Work instructions:
Can you copy out the data exactly? Leave the images out.

▬▬▬▬▬▬

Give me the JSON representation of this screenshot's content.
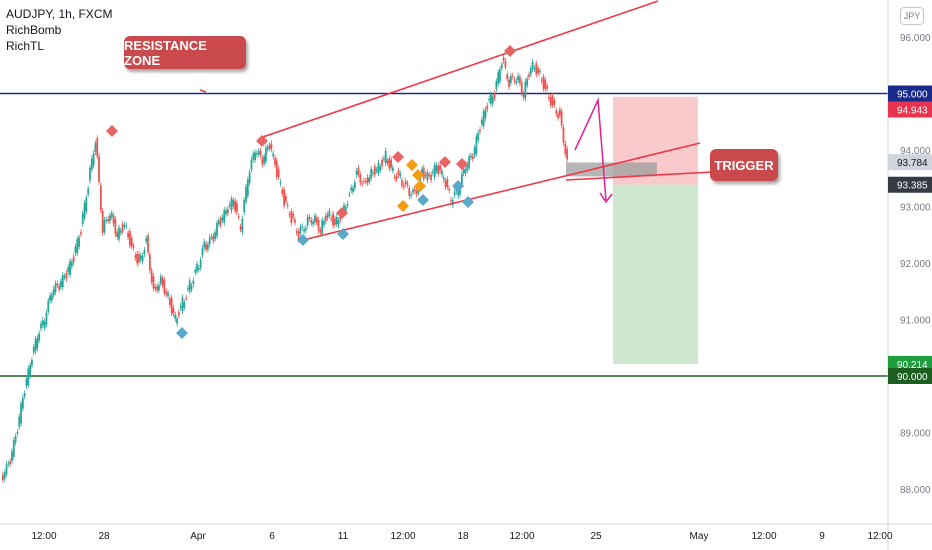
{
  "legend": {
    "symbol": "AUDJPY, 1h, FXCM",
    "indicators": [
      "RichBomb",
      "RichTL"
    ]
  },
  "currency_badge": "JPY",
  "annotations": {
    "resistance_label": "RESISTANCE ZONE",
    "trigger_label": "TRIGGER"
  },
  "price_tags": [
    {
      "text": "95.000",
      "value": 95.0,
      "color": "#1a2a8a"
    },
    {
      "text": "94.943",
      "value": 94.943,
      "color": "#e8344e"
    },
    {
      "text": "93.784",
      "value": 93.784,
      "color": "#d1d4dc"
    },
    {
      "text": "93.385",
      "value": 93.385,
      "color": "#363a45"
    },
    {
      "text": "90.214",
      "value": 90.214,
      "color": "#1e9e3e"
    },
    {
      "text": "90.000",
      "value": 90.0,
      "color": "#1b5e20"
    }
  ],
  "chart_data": {
    "type": "line",
    "title": "AUDJPY, 1h, FXCM",
    "y_axis": {
      "ticks": [
        "96.000",
        "94.000",
        "93.000",
        "92.000",
        "91.000",
        "89.000",
        "88.000"
      ],
      "range": [
        87.7,
        96.4
      ]
    },
    "x_axis": {
      "ticks": [
        "12:00",
        "28",
        "Apr",
        "6",
        "11",
        "12:00",
        "18",
        "12:00",
        "25",
        "May",
        "12:00",
        "9",
        "12:00"
      ]
    },
    "series": [
      {
        "values": [
          88.2,
          88.4,
          88.9,
          89.6,
          90.2,
          90.7,
          91.0,
          91.5,
          91.6,
          91.8,
          92.1,
          92.6,
          93.4,
          94.2,
          92.6,
          92.9,
          92.5,
          92.7,
          92.3,
          92.0,
          92.4,
          91.5,
          91.7,
          91.4,
          91.0,
          91.3,
          91.6,
          91.9,
          92.3,
          92.4,
          92.7,
          92.9,
          93.1,
          92.6,
          93.5,
          94.0,
          93.8,
          94.1,
          93.6,
          93.1,
          92.8,
          92.5,
          92.7,
          92.8,
          92.6,
          92.9,
          92.7,
          92.9,
          93.2,
          93.6,
          93.4,
          93.6,
          93.7,
          93.9,
          93.6,
          93.5,
          93.3,
          93.2,
          93.6,
          93.5,
          93.7,
          93.5,
          93.1,
          93.3,
          93.7,
          93.9,
          94.4,
          94.8,
          95.0,
          95.6,
          95.2,
          95.3,
          95.0,
          95.5,
          95.4,
          95.1,
          94.8,
          94.6,
          93.8
        ]
      }
    ],
    "horizontal_lines": [
      {
        "value": 95.0,
        "color": "#1a2a8a"
      },
      {
        "value": 90.0,
        "color": "#1b5e20"
      }
    ],
    "position": {
      "entry": 93.385,
      "stop": 94.943,
      "target": 90.214
    },
    "grid": false
  }
}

▬▬▬▬▬▬

Answer to the task:
Give me the JSON representation of this screenshot's content.
{
  "legend": {
    "symbol": "AUDJPY, 1h, FXCM",
    "indicators": [
      "RichBomb",
      "RichTL"
    ]
  },
  "currency_badge": "JPY",
  "annotations": {
    "resistance_label": "RESISTANCE ZONE",
    "trigger_label": "TRIGGER"
  },
  "price_tags": [
    {
      "text": "95.000",
      "value": 95.0,
      "color": "#1a2a8a"
    },
    {
      "text": "94.943",
      "value": 94.943,
      "color": "#e8344e"
    },
    {
      "text": "93.784",
      "value": 93.784,
      "color": "#d1d4dc"
    },
    {
      "text": "93.385",
      "value": 93.385,
      "color": "#363a45"
    },
    {
      "text": "90.214",
      "value": 90.214,
      "color": "#1e9e3e"
    },
    {
      "text": "90.000",
      "value": 90.0,
      "color": "#1b5e20"
    }
  ],
  "chart_data": {
    "type": "line",
    "title": "AUDJPY, 1h, FXCM",
    "y_axis": {
      "ticks": [
        "96.000",
        "94.000",
        "93.000",
        "92.000",
        "91.000",
        "89.000",
        "88.000"
      ],
      "range": [
        87.7,
        96.4
      ]
    },
    "x_axis": {
      "ticks": [
        "12:00",
        "28",
        "Apr",
        "6",
        "11",
        "12:00",
        "18",
        "12:00",
        "25",
        "May",
        "12:00",
        "9",
        "12:00"
      ]
    },
    "series": [
      {
        "values": [
          88.2,
          88.4,
          88.9,
          89.6,
          90.2,
          90.7,
          91.0,
          91.5,
          91.6,
          91.8,
          92.1,
          92.6,
          93.4,
          94.2,
          92.6,
          92.9,
          92.5,
          92.7,
          92.3,
          92.0,
          92.4,
          91.5,
          91.7,
          91.4,
          91.0,
          91.3,
          91.6,
          91.9,
          92.3,
          92.4,
          92.7,
          92.9,
          93.1,
          92.6,
          93.5,
          94.0,
          93.8,
          94.1,
          93.6,
          93.1,
          92.8,
          92.5,
          92.7,
          92.8,
          92.6,
          92.9,
          92.7,
          92.9,
          93.2,
          93.6,
          93.4,
          93.6,
          93.7,
          93.9,
          93.6,
          93.5,
          93.3,
          93.2,
          93.6,
          93.5,
          93.7,
          93.5,
          93.1,
          93.3,
          93.7,
          93.9,
          94.4,
          94.8,
          95.0,
          95.6,
          95.2,
          95.3,
          95.0,
          95.5,
          95.4,
          95.1,
          94.8,
          94.6,
          93.8
        ]
      }
    ],
    "horizontal_lines": [
      {
        "value": 95.0,
        "color": "#1a2a8a"
      },
      {
        "value": 90.0,
        "color": "#1b5e20"
      }
    ],
    "position": {
      "entry": 93.385,
      "stop": 94.943,
      "target": 90.214
    },
    "grid": false
  }
}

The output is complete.